Start LISTING
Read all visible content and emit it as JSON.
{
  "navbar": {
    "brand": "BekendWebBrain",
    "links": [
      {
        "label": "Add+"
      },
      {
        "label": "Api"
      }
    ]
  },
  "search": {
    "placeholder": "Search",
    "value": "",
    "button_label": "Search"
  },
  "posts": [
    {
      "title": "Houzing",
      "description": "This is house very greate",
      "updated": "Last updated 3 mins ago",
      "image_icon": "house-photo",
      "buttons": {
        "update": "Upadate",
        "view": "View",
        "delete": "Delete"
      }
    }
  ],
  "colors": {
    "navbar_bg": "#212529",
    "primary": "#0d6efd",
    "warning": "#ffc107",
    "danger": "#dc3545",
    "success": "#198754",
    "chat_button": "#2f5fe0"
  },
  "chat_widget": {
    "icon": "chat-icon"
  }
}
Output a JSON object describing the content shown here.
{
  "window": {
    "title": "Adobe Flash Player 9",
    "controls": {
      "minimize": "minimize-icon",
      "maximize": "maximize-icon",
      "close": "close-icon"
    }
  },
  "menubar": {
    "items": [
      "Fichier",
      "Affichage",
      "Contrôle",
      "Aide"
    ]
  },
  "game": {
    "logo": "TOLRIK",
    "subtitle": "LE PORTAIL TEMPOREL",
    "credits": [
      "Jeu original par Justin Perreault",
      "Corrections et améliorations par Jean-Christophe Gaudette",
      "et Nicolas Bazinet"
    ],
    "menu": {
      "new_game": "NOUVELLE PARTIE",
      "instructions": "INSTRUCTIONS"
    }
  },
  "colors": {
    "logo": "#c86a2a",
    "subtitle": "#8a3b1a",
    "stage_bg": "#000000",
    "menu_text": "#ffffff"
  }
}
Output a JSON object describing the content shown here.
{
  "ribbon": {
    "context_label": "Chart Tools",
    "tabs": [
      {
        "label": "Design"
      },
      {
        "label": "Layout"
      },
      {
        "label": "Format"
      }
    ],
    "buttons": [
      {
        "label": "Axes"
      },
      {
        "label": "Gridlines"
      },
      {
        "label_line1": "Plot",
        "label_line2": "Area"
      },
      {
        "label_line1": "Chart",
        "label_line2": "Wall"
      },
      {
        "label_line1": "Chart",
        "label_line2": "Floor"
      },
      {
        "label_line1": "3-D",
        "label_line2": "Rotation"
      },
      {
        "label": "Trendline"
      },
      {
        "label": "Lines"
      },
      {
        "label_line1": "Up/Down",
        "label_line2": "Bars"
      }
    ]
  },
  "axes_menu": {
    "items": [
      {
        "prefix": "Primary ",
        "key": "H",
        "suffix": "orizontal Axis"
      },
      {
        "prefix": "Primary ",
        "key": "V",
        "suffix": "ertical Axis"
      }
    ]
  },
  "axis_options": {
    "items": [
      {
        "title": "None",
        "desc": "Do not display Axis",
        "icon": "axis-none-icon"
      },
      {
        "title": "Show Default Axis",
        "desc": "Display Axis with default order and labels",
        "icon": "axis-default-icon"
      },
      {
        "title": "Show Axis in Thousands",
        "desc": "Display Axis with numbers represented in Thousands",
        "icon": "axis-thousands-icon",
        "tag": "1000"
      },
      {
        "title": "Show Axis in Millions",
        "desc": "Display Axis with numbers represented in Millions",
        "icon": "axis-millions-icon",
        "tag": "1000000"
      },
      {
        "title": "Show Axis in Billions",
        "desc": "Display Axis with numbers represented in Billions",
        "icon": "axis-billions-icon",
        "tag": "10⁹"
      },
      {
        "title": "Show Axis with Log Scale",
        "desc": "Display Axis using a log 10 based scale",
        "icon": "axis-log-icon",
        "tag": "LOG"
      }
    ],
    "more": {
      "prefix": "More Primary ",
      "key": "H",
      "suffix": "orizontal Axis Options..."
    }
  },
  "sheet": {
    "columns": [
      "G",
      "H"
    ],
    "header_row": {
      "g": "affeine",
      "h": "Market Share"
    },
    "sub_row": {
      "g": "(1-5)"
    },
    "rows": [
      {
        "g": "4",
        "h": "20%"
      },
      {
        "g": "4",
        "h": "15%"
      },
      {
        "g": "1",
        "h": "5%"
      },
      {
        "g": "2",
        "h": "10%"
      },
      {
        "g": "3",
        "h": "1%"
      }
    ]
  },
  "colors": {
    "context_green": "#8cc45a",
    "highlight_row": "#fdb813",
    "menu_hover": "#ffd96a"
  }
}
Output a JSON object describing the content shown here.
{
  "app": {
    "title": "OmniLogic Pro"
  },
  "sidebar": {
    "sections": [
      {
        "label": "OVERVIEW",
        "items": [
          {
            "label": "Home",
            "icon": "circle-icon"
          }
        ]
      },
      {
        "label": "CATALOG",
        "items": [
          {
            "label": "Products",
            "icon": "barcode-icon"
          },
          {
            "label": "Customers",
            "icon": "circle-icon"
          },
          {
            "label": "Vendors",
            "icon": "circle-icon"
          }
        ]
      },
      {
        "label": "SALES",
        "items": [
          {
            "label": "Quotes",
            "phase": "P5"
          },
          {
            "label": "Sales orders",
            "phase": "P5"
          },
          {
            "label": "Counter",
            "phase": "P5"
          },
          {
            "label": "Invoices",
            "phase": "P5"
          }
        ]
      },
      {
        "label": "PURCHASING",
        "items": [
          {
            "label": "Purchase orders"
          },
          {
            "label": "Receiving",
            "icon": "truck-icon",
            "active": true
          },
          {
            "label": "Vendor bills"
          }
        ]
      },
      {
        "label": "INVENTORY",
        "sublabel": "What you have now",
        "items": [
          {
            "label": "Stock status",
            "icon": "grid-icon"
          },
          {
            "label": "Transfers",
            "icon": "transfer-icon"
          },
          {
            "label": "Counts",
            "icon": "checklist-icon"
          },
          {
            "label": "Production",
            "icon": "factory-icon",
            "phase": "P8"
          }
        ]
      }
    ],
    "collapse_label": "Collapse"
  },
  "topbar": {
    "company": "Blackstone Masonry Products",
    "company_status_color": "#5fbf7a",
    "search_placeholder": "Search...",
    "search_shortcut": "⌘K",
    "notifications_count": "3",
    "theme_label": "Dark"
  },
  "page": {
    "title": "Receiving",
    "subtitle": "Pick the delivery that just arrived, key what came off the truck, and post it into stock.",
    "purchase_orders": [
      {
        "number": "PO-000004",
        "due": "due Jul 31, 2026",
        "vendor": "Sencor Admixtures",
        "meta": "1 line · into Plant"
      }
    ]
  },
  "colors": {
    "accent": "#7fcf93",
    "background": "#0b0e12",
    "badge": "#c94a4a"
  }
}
End LISTING
* _WRITTEN REQUEST_:
Return every entry verbatim.

* _SOLVED EXERCISE_:
Read all visible content and emit it as JSON.
{
  "navbar": {
    "brand": "BekendWebBrain",
    "links": [
      {
        "label": "Add+"
      },
      {
        "label": "Api"
      }
    ]
  },
  "search": {
    "placeholder": "Search",
    "value": "",
    "button_label": "Search"
  },
  "posts": [
    {
      "title": "Houzing",
      "description": "This is house very greate",
      "updated": "Last updated 3 mins ago",
      "image_icon": "house-photo",
      "buttons": {
        "update": "Upadate",
        "view": "View",
        "delete": "Delete"
      }
    }
  ],
  "colors": {
    "navbar_bg": "#212529",
    "primary": "#0d6efd",
    "warning": "#ffc107",
    "danger": "#dc3545",
    "success": "#198754",
    "chat_button": "#2f5fe0"
  },
  "chat_widget": {
    "icon": "chat-icon"
  }
}
Output a JSON object describing the content shown here.
{
  "window": {
    "title": "Adobe Flash Player 9",
    "controls": {
      "minimize": "minimize-icon",
      "maximize": "maximize-icon",
      "close": "close-icon"
    }
  },
  "menubar": {
    "items": [
      "Fichier",
      "Affichage",
      "Contrôle",
      "Aide"
    ]
  },
  "game": {
    "logo": "TOLRIK",
    "subtitle": "LE PORTAIL TEMPOREL",
    "credits": [
      "Jeu original par Justin Perreault",
      "Corrections et améliorations par Jean-Christophe Gaudette",
      "et Nicolas Bazinet"
    ],
    "menu": {
      "new_game": "NOUVELLE PARTIE",
      "instructions": "INSTRUCTIONS"
    }
  },
  "colors": {
    "logo": "#c86a2a",
    "subtitle": "#8a3b1a",
    "stage_bg": "#000000",
    "menu_text": "#ffffff"
  }
}
Output a JSON object describing the content shown here.
{
  "ribbon": {
    "context_label": "Chart Tools",
    "tabs": [
      {
        "label": "Design"
      },
      {
        "label": "Layout"
      },
      {
        "label": "Format"
      }
    ],
    "buttons": [
      {
        "label": "Axes"
      },
      {
        "label": "Gridlines"
      },
      {
        "label_line1": "Plot",
        "label_line2": "Area"
      },
      {
        "label_line1": "Chart",
        "label_line2": "Wall"
      },
      {
        "label_line1": "Chart",
        "label_line2": "Floor"
      },
      {
        "label_line1": "3-D",
        "label_line2": "Rotation"
      },
      {
        "label": "Trendline"
      },
      {
        "label": "Lines"
      },
      {
        "label_line1": "Up/Down",
        "label_line2": "Bars"
      }
    ]
  },
  "axes_menu": {
    "items": [
      {
        "prefix": "Primary ",
        "key": "H",
        "suffix": "orizontal Axis"
      },
      {
        "prefix": "Primary ",
        "key": "V",
        "suffix": "ertical Axis"
      }
    ]
  },
  "axis_options": {
    "items": [
      {
        "title": "None",
        "desc": "Do not display Axis",
        "icon": "axis-none-icon"
      },
      {
        "title": "Show Default Axis",
        "desc": "Display Axis with default order and labels",
        "icon": "axis-default-icon"
      },
      {
        "title": "Show Axis in Thousands",
        "desc": "Display Axis with numbers represented in Thousands",
        "icon": "axis-thousands-icon",
        "tag": "1000"
      },
      {
        "title": "Show Axis in Millions",
        "desc": "Display Axis with numbers represented in Millions",
        "icon": "axis-millions-icon",
        "tag": "1000000"
      },
      {
        "title": "Show Axis in Billions",
        "desc": "Display Axis with numbers represented in Billions",
        "icon": "axis-billions-icon",
        "tag": "10⁹"
      },
      {
        "title": "Show Axis with Log Scale",
        "desc": "Display Axis using a log 10 based scale",
        "icon": "axis-log-icon",
        "tag": "LOG"
      }
    ],
    "more": {
      "prefix": "More Primary ",
      "key": "H",
      "suffix": "orizontal Axis Options..."
    }
  },
  "sheet": {
    "columns": [
      "G",
      "H"
    ],
    "header_row": {
      "g": "affeine",
      "h": "Market Share"
    },
    "sub_row": {
      "g": "(1-5)"
    },
    "rows": [
      {
        "g": "4",
        "h": "20%"
      },
      {
        "g": "4",
        "h": "15%"
      },
      {
        "g": "1",
        "h": "5%"
      },
      {
        "g": "2",
        "h": "10%"
      },
      {
        "g": "3",
        "h": "1%"
      }
    ]
  },
  "colors": {
    "context_green": "#8cc45a",
    "highlight_row": "#fdb813",
    "menu_hover": "#ffd96a"
  }
}
Output a JSON object describing the content shown here.
{
  "app": {
    "title": "OmniLogic Pro"
  },
  "sidebar": {
    "sections": [
      {
        "label": "OVERVIEW",
        "items": [
          {
            "label": "Home",
            "icon": "circle-icon"
          }
        ]
      },
      {
        "label": "CATALOG",
        "items": [
          {
            "label": "Products",
            "icon": "barcode-icon"
          },
          {
            "label": "Customers",
            "icon": "circle-icon"
          },
          {
            "label": "Vendors",
            "icon": "circle-icon"
          }
        ]
      },
      {
        "label": "SALES",
        "items": [
          {
            "label": "Quotes",
            "phase": "P5"
          },
          {
            "label": "Sales orders",
            "phase": "P5"
          },
          {
            "label": "Counter",
            "phase": "P5"
          },
          {
            "label": "Invoices",
            "phase": "P5"
          }
        ]
      },
      {
        "label": "PURCHASING",
        "items": [
          {
            "label": "Purchase orders"
          },
          {
            "label": "Receiving",
            "icon": "truck-icon",
            "active": true
          },
          {
            "label": "Vendor bills"
          }
        ]
      },
      {
        "label": "INVENTORY",
        "sublabel": "What you have now",
        "items": [
          {
            "label": "Stock status",
            "icon": "grid-icon"
          },
          {
            "label": "Transfers",
            "icon": "transfer-icon"
          },
          {
            "label": "Counts",
            "icon": "checklist-icon"
          },
          {
            "label": "Production",
            "icon": "factory-icon",
            "phase": "P8"
          }
        ]
      }
    ],
    "collapse_label": "Collapse"
  },
  "topbar": {
    "company": "Blackstone Masonry Products",
    "company_status_color": "#5fbf7a",
    "search_placeholder": "Search...",
    "search_shortcut": "⌘K",
    "notifications_count": "3",
    "theme_label": "Dark"
  },
  "page": {
    "title": "Receiving",
    "subtitle": "Pick the delivery that just arrived, key what came off the truck, and post it into stock.",
    "purchase_orders": [
      {
        "number": "PO-000004",
        "due": "due Jul 31, 2026",
        "vendor": "Sencor Admixtures",
        "meta": "1 line · into Plant"
      }
    ]
  },
  "colors": {
    "accent": "#7fcf93",
    "background": "#0b0e12",
    "badge": "#c94a4a"
  }
}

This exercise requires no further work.